**** Tekstfragment

3.6. In artikel 42 van de WIJ is - onder meer - bepaald dat geen recht op een inkomensvoorziening bestaat:
a. indien de jongere het werkleeraanbod heeft geweigerd;
b. voor zover de jongere of zijn gezin een beroep kan doen op een naar zijn aard en doel als passend en toereikend aan te merken voorziening buiten deze wet, ter verwerving van middelen of ter bekostiging van specifieke uitgaven;
c. voor zover uit houding en gedragingen van de jongere ondubbelzinnig blijkt dat deze de verplichtingen, bedoeld in hoofdstuk 5, niet wil nakomen;
d. indien de jongere wegens werkstaking of uitsluiting niet deelneemt aan de arbeid, voor zover diens gebrek aan middelen daarvan het gevolg is;
e. indien de jongere per kalenderjaar langer dan dertien weken verblijf houdt buiten Nederland, dan wel een aaneengesloten periode van langer dan vier weken verblijf houdt buiten Nederland;
f. indien het werkleeraanbod op grond van artikel 21 is ingetrokken, tenzij het werkleer-aanbod is ingetrokken uitsluitend omdat het college van oordeel is dat om redenen van lichamelijke, geestelijke of sociale aard niet kan worden gevergd dat de jongere uitvoering geeft aan het werkleeraanbod;
g. indien de jongere rechtens zijn vrijheid is ontnomen;
h. indien de jongere zijn militaire of vervangende dienstplicht vervult;
i. gedurende de periode dat het recht op een werkleeraanbod is opgeschort;
j. indien de jongere 18, 19 of 20 jaar is en in een inrichting verblijft;
k. indien de jongere een uitkering op grond van de Wet werk en inkomen kunstenaars ontvangt of indien hij is gehuwd met een persoon die een zodanige uitkering ontvangt;
l. indien de jongere onbetaald verlof geniet als bedoeld in artikel 1, onderdeel g, van de Werkloosheidswet of indien de jongere gehuwd is met een zodanig persoon, voor zover diens gebrek aan middelen daarvan het gevolg is, tenzij de jongere alleenstaande ouder is en hij verlof geniet als bedoeld in hoofdstuk 6 van de Wet arbeid en zorg;
m. indien de jongere een zelfstandige is die aanspraak kan maken op bijstand op grond van artikel 78f van de Wet werk en bijstand;
n. indien de jongere van het werkleeraanbod is uitgesloten op grond van artikel 22.
4. Inhoudelijke beoordeling
4.1. Ten aanzien van de beroepsgrond van eiser dat hij in aanmerking komt voor een inkomensvoorziening op grond van de WIJ overweegt de rechtbank als volgt.
4.1.1. Eiser staat ingeschreven bij de Hogeschool van Amsterdam. De rechtbank stelt voorop dat vast staat dat eiser uit ’s Rijks kas bekostigd onderwijs volgt. Verweerder heeft dan ook op goede gronden vastgesteld dat eiser op grond van artikel 23, eerste lid, aanhef en onder a, van de WIJ geen recht op een werkleeraanbod heeft.

********

_Doelen:_
A) Beantwoord aan de hand van het tekstfragment over de WIJ de volgende vragen:
(i) Vanaf hoeveel weken verblijf buiten Nederland per kalenderjaar bestaat volgens onderdeel e geen recht op een inkomensvoorziening?
(ii) Bij welke onderwijsinstelling staat eiser ingeschreven?
(iii) Op grond van welk artikel kan de jongere volgens onderdeel n van het werkleeraanbod worden uitgesloten?
B) Zet het tekstfragment over de WIJ voort na de laatste zin.

**** Aangeleverd materiaal

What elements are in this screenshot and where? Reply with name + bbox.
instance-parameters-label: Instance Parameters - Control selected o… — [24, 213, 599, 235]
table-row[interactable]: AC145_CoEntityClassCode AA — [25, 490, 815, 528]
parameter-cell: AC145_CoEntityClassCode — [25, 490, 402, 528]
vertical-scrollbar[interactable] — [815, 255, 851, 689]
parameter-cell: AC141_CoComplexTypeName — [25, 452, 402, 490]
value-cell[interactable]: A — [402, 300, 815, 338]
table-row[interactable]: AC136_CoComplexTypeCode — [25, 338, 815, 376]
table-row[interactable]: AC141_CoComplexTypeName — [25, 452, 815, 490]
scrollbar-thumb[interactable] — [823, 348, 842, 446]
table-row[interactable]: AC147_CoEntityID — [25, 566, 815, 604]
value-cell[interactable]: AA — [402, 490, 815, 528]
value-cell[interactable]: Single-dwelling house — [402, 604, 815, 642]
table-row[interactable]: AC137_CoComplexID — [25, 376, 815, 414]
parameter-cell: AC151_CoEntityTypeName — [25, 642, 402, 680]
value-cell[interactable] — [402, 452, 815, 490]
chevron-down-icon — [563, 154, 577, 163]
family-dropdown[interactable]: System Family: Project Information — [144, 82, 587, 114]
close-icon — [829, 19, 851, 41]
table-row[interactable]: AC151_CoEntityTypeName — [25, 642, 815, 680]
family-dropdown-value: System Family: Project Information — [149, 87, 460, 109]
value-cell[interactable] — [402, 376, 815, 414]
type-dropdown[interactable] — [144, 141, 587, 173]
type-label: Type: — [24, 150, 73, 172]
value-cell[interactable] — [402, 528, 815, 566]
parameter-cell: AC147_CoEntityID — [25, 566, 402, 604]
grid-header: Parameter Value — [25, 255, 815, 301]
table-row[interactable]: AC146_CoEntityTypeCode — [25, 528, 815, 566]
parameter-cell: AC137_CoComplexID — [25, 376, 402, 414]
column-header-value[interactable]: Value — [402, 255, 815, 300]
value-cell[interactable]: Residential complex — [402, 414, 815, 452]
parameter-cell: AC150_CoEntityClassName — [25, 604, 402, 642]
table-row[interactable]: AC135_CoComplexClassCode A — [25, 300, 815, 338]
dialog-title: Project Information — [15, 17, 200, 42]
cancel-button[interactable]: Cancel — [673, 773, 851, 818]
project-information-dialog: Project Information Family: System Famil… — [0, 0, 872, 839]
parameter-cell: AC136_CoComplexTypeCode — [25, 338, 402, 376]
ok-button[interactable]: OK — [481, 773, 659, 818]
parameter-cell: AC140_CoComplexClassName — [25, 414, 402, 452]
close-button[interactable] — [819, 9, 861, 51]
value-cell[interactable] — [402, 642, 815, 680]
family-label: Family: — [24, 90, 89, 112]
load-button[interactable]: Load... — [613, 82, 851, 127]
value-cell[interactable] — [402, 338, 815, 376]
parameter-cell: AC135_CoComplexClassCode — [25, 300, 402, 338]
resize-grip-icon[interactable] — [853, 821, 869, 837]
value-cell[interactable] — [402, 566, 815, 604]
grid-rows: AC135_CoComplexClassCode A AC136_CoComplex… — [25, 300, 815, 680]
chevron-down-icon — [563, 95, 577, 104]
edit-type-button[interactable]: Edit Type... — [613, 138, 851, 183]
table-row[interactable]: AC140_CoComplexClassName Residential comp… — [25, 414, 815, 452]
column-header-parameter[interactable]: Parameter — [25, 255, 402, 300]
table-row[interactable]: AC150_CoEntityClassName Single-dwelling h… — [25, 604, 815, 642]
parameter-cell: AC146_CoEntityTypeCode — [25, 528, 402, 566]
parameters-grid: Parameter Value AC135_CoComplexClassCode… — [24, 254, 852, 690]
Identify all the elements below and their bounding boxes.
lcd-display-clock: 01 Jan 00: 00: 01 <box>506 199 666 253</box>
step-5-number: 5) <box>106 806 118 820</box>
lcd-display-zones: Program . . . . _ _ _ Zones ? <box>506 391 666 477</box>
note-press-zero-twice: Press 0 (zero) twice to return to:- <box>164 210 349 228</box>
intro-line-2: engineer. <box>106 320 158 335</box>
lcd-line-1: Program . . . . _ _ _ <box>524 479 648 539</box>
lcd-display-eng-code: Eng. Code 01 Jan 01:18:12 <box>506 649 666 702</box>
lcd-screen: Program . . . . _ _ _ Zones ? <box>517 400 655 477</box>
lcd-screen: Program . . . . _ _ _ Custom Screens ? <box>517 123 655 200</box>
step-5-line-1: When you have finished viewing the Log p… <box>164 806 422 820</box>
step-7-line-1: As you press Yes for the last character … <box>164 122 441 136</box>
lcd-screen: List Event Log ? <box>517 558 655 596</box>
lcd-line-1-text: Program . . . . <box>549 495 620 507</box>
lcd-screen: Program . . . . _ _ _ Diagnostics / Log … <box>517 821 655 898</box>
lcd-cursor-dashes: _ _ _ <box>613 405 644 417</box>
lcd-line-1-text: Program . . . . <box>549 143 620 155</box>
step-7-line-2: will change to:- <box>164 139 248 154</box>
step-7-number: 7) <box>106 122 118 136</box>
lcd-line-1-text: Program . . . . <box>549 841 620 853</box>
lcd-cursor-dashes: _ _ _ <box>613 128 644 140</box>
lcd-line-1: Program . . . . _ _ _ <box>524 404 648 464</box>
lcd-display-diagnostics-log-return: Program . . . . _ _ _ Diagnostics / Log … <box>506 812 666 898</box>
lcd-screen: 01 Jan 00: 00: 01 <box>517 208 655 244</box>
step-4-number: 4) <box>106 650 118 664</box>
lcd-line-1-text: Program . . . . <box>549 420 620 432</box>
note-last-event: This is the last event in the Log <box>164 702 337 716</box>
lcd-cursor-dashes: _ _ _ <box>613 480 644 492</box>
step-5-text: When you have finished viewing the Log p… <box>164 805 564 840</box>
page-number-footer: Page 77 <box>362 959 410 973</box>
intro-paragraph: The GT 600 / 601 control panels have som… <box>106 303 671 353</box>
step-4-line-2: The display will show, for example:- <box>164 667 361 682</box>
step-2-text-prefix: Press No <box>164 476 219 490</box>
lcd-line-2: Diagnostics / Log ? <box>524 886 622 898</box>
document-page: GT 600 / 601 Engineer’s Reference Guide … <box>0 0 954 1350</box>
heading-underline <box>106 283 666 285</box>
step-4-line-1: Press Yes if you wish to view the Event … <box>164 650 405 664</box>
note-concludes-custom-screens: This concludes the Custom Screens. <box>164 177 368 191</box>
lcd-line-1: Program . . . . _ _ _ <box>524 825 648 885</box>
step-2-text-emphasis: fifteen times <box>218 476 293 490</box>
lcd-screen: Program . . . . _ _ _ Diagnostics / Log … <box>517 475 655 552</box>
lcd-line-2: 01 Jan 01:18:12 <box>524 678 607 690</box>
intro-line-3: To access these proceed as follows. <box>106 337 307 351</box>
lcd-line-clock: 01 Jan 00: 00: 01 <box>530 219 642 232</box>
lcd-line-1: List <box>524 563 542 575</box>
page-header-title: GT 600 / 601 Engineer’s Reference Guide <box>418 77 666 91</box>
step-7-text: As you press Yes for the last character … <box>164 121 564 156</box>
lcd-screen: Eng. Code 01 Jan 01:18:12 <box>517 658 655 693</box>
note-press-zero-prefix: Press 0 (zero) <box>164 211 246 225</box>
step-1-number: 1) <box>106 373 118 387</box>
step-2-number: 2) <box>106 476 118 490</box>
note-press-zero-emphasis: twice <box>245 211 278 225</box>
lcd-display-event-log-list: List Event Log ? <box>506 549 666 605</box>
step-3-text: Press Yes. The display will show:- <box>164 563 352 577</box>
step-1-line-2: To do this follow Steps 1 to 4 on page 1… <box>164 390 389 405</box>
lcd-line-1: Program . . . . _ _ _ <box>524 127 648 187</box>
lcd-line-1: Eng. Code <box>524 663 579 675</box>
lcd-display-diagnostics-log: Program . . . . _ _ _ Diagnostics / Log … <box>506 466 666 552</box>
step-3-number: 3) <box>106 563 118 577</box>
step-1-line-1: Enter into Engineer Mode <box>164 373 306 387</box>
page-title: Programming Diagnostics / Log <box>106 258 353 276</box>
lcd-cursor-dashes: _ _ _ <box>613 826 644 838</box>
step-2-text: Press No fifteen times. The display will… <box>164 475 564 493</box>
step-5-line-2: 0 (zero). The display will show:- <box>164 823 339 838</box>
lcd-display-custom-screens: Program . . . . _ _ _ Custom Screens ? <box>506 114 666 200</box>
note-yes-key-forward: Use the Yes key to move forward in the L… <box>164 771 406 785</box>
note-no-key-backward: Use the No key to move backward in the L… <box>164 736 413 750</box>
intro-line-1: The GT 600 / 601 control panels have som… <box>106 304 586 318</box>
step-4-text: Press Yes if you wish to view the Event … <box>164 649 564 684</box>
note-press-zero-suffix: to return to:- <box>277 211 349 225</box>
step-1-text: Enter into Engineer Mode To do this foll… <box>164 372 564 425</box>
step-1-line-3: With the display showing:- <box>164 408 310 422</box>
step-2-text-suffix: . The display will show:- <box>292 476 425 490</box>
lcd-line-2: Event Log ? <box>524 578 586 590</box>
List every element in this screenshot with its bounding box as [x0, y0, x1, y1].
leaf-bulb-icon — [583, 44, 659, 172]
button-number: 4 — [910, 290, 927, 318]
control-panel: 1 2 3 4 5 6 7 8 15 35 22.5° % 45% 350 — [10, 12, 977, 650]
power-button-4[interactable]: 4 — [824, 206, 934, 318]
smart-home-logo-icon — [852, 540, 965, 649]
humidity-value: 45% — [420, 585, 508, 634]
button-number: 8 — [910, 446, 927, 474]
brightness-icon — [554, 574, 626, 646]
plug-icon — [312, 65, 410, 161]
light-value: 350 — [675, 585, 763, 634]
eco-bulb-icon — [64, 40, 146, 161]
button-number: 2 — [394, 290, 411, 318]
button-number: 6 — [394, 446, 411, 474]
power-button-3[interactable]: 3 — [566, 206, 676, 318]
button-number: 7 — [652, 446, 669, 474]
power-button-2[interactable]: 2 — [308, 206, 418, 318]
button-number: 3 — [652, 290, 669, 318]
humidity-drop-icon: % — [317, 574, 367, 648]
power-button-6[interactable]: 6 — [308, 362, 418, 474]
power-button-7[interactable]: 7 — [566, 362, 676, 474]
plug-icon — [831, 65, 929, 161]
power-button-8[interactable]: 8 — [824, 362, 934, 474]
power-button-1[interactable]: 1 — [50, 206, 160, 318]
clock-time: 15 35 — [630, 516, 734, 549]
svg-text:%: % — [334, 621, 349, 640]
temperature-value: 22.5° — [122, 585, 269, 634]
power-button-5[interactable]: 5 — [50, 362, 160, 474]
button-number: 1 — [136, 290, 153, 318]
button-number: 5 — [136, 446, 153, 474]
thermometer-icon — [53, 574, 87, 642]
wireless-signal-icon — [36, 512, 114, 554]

********

_Verwachte resultaten:_
A)
(i) Bij een verblijf van langer dan dertien weken per kalenderjaar.
(ii) Bij de Hogeschool van Amsterdam.
(iii) Op grond van artikel 22.

B)
4.1.2. Vervolgens is de vraag aan de orde of, ook al heeft eiser geen recht op een werkleeraanbod, er wel recht op een inkomensvoorziening bestaat. Eiser en verweerder hebben in dit kader verwezen naar tegenstrijdige uitspraken. Verweerder heeft verwezen naar de door hem overgelegde uitspraak van de rechtbank Haarlem van 22 september 2010 (zaaknummer AWB 10/3334 WIJ). In die uitspraak komt de rechtbank kort gezegd tot de conclusie dat betrokkene geen recht op een inkomensvoorziening heeft omdat hij, aangezien hij uit ’s Rijks kas bekostigd onderwijs volgt, geen recht op een werkleeraanbod heeft. De voorzieningenrechter van deze rechtbank heeft op 5 april 2011 in de voorlopige voorziening van eiser in gelijke zin geoordeeld. Eiser heeft verwezen naar een uitspraak van de voorzieningenrechter van de rechtbank Breda van 16 november 2010 (LJN: BO4078). In die uitspraak is de voorzieningenrechter tot de conclusie gekomen dat de artikelen 24 en 42 van de WIJ niet de afwijzingsgronden inschrijving bij ’s Rijks kas bekostigd onderwijs of de weigering van een werkleeraanbod kennen.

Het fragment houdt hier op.